** START OF Dataset content **
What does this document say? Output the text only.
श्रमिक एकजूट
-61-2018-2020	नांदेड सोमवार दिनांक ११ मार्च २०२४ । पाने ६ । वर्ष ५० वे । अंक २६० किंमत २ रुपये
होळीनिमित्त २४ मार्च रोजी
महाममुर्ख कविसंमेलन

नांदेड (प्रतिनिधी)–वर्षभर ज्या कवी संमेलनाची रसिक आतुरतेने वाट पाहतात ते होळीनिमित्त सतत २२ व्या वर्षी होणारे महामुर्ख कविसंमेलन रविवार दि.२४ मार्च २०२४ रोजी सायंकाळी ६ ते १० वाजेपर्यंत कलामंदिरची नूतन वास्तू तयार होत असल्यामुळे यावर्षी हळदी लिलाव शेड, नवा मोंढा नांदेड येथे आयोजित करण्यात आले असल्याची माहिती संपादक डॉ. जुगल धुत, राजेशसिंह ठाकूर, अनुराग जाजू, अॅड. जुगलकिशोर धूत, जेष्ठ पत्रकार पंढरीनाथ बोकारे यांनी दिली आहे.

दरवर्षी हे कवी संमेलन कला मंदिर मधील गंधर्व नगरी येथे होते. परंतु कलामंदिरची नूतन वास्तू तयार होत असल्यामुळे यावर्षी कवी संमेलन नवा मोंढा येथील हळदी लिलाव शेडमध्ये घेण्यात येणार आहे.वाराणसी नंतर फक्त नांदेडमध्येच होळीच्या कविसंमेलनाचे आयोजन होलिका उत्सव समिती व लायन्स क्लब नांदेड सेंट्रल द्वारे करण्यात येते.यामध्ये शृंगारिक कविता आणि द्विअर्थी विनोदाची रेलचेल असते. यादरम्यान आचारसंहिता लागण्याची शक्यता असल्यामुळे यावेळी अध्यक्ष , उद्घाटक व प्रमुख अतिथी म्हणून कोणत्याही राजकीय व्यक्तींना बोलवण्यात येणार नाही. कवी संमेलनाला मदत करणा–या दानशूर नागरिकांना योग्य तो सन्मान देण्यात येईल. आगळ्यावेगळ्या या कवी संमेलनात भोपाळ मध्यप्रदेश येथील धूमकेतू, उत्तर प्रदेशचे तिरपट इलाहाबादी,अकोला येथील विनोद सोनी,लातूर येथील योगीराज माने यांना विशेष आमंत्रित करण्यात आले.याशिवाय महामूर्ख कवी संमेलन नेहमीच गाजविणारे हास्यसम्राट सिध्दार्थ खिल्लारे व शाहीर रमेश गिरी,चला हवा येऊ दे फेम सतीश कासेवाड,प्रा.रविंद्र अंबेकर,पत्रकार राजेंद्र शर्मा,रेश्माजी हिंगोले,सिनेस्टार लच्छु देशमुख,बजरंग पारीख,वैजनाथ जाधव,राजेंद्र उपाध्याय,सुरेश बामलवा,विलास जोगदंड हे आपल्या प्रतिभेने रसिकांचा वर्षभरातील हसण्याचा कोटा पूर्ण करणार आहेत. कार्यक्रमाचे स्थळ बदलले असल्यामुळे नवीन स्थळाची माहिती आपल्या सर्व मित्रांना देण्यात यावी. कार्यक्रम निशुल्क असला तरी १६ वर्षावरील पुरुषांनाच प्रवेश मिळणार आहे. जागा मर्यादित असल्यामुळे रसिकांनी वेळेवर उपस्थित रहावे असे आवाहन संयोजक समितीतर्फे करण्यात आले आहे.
** END OF Dataset content **
All of the data shown above must be copied exactly.

What does this document say? Output the text only.
श्रमिक एकजूट
-61-2018-2020	नांदेड सोमवार दिनांक ११ मार्च २०२४ । पाने ६ । वर्ष ५० वे । अंक २६० किंमत २ रुपये
होळीनिमित्त २४ मार्च रोजी
महाममुर्ख कविसंमेलन

नांदेड (प्रतिनिधी)–वर्षभर ज्या कवी संमेलनाची रसिक आतुरतेने वाट पाहतात ते होळीनिमित्त सतत २२ व्या वर्षी होणारे महामुर्ख कविसंमेलन रविवार दि.२४ मार्च २०२४ रोजी सायंकाळी ६ ते १० वाजेपर्यंत कलामंदिरची नूतन वास्तू तयार होत असल्यामुळे यावर्षी हळदी लिलाव शेड, नवा मोंढा नांदेड येथे आयोजित करण्यात आले असल्याची माहिती संपादक डॉ. जुगल धुत, राजेशसिंह ठाकूर, अनुराग जाजू, अॅड. जुगलकिशोर धूत, जेष्ठ पत्रकार पंढरीनाथ बोकारे यांनी दिली आहे.

दरवर्षी हे कवी संमेलन कला मंदिर मधील गंधर्व नगरी येथे होते. परंतु कलामंदिरची नूतन वास्तू तयार होत असल्यामुळे यावर्षी कवी संमेलन नवा मोंढा येथील हळदी लिलाव शेडमध्ये घेण्यात येणार आहे.वाराणसी नंतर फक्त नांदेडमध्येच होळीच्या कविसंमेलनाचे आयोजन होलिका उत्सव समिती व लायन्स क्लब नांदेड सेंट्रल द्वारे करण्यात येते.यामध्ये शृंगारिक कविता आणि द्विअर्थी विनोदाची रेलचेल असते. यादरम्यान आचारसंहिता लागण्याची शक्यता असल्यामुळे यावेळी अध्यक्ष , उद्घाटक व प्रमुख अतिथी म्हणून कोणत्याही राजकीय व्यक्तींना बोलवण्यात येणार नाही. कवी संमेलनाला मदत करणा–या दानशूर नागरिकांना योग्य तो सन्मान देण्यात येईल. आगळ्यावेगळ्या या कवी संमेलनात भोपाळ मध्यप्रदेश येथील धूमकेतू, उत्तर प्रदेशचे तिरपट इलाहाबादी,अकोला येथील विनोद सोनी,लातूर येथील योगीराज माने यांना विशेष आमंत्रित करण्यात आले.याशिवाय महामूर्ख कवी संमेलन नेहमीच गाजविणारे हास्यसम्राट सिध्दार्थ खिल्लारे व शाहीर रमेश गिरी,चला हवा येऊ दे फेम सतीश कासेवाड,प्रा.रविंद्र अंबेकर,पत्रकार राजेंद्र शर्मा,रेश्माजी हिंगोले,सिनेस्टार लच्छु देशमुख,बजरंग पारीख,वैजनाथ जाधव,राजेंद्र उपाध्याय,सुरेश बामलवा,विलास जोगदंड हे आपल्या प्रतिभेने रसिकांचा वर्षभरातील हसण्याचा कोटा पूर्ण करणार आहेत. कार्यक्रमाचे स्थळ बदलले असल्यामुळे नवीन स्थळाची माहिती आपल्या सर्व मित्रांना देण्यात यावी. कार्यक्रम निशुल्क असला तरी १६ वर्षावरील पुरुषांनाच प्रवेश मिळणार आहे. जागा मर्यादित असल्यामुळे रसिकांनी वेळेवर उपस्थित रहावे असे आवाहन संयोजक समितीतर्फे करण्यात आले आहे.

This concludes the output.